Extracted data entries
▼
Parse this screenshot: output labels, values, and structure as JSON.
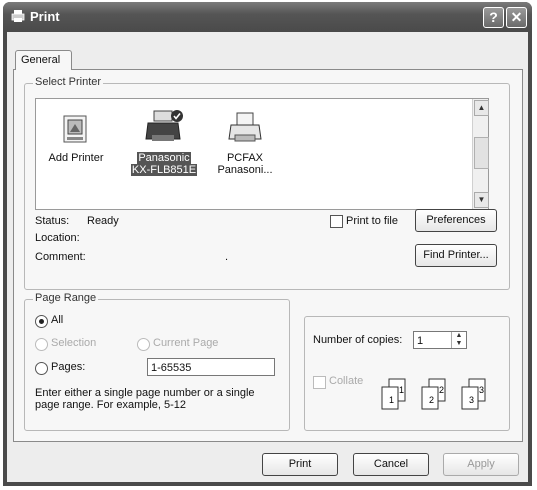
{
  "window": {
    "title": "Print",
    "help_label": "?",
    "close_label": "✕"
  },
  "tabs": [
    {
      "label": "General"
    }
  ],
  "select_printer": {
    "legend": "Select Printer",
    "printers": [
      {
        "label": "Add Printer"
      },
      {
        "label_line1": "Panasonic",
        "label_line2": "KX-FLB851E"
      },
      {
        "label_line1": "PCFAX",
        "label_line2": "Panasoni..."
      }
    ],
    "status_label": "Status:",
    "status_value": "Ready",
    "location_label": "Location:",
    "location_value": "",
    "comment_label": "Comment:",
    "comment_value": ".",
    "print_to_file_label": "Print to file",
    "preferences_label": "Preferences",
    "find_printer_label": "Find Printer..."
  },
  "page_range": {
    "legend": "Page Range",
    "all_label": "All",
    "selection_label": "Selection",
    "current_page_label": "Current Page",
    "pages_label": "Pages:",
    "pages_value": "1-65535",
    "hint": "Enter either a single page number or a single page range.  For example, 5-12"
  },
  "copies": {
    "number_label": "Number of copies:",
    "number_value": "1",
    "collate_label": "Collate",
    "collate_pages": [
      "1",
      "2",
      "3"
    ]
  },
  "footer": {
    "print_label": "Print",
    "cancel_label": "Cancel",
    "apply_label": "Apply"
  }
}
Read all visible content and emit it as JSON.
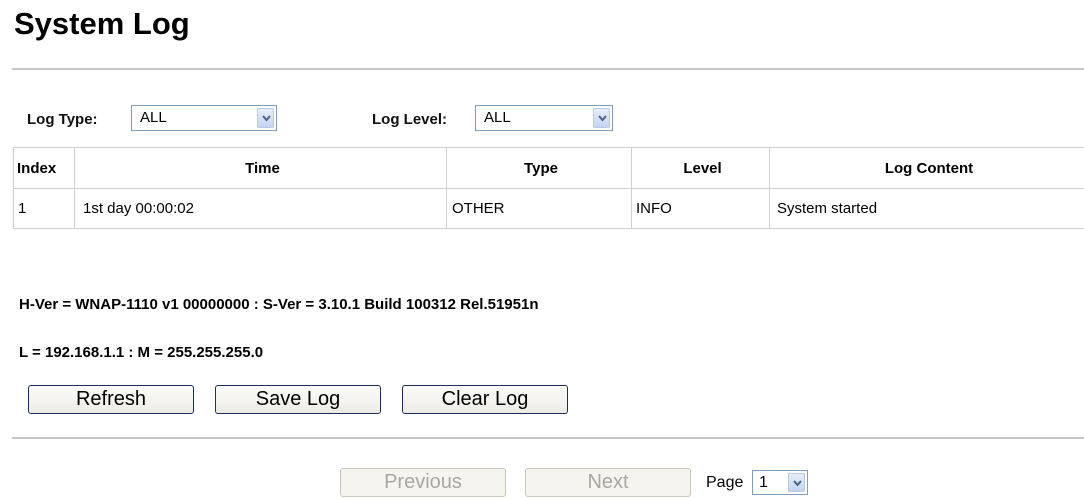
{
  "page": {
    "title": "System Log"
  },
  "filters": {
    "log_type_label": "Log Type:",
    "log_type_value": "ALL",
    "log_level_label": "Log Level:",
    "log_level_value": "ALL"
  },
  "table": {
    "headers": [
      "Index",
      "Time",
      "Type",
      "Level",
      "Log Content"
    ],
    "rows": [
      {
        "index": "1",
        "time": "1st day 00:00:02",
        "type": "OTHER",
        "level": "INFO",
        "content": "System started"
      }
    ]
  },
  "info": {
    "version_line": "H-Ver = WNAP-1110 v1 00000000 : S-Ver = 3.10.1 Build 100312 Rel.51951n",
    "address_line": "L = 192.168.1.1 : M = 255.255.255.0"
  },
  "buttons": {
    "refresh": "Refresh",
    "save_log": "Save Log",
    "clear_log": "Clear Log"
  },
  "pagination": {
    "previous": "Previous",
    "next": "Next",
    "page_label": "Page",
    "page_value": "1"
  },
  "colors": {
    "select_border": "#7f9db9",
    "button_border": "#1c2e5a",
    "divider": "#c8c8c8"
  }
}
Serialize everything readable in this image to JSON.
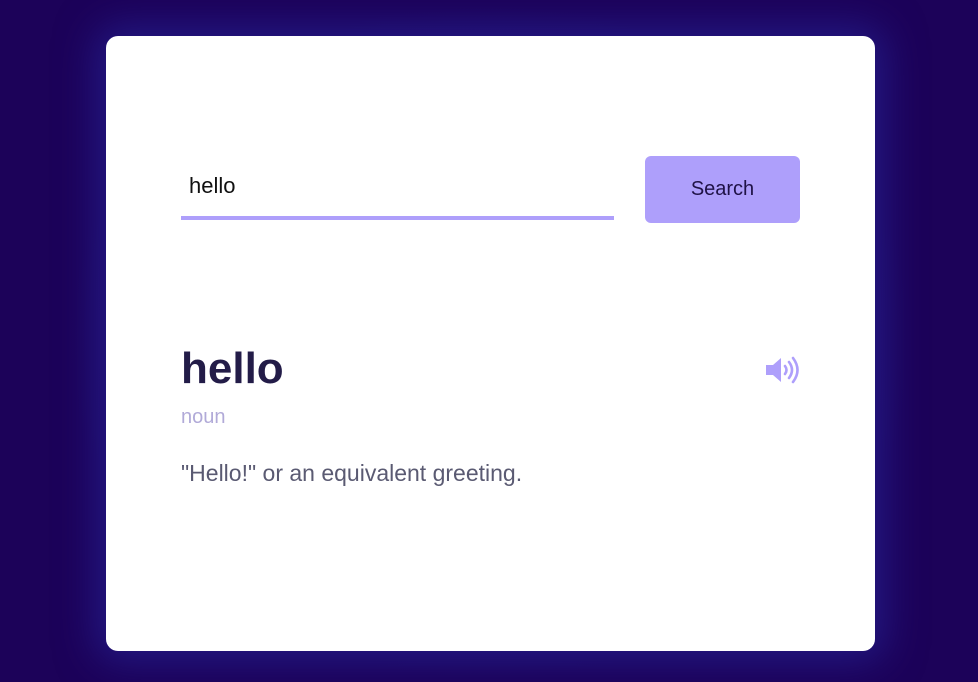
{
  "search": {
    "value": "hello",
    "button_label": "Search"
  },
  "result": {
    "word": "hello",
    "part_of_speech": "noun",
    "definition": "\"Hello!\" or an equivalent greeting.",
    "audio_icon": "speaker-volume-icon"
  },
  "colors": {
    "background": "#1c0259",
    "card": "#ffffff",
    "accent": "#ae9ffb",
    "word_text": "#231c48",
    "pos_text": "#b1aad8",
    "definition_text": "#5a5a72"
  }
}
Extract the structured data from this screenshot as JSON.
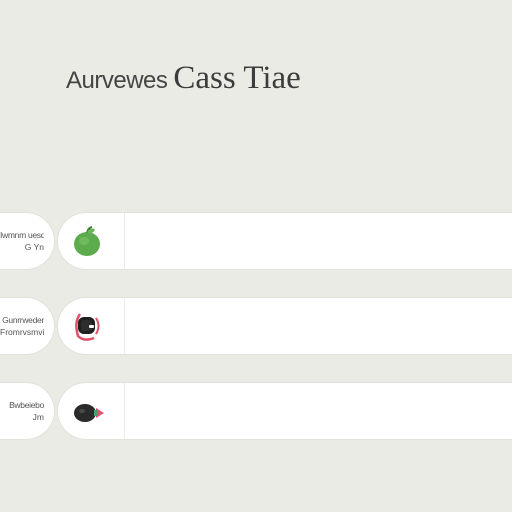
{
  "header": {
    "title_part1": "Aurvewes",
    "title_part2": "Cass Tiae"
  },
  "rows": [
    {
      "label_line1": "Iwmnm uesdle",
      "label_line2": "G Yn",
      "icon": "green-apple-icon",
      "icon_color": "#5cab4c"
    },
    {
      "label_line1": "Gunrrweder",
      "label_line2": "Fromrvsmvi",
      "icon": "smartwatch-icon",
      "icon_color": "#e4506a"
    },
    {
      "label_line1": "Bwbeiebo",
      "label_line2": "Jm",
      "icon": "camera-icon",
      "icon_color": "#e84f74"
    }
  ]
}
▲
Read the entries and select each line where the word "legend" is found.

    "legend": "Select Printer",
    "legend": "Page Range",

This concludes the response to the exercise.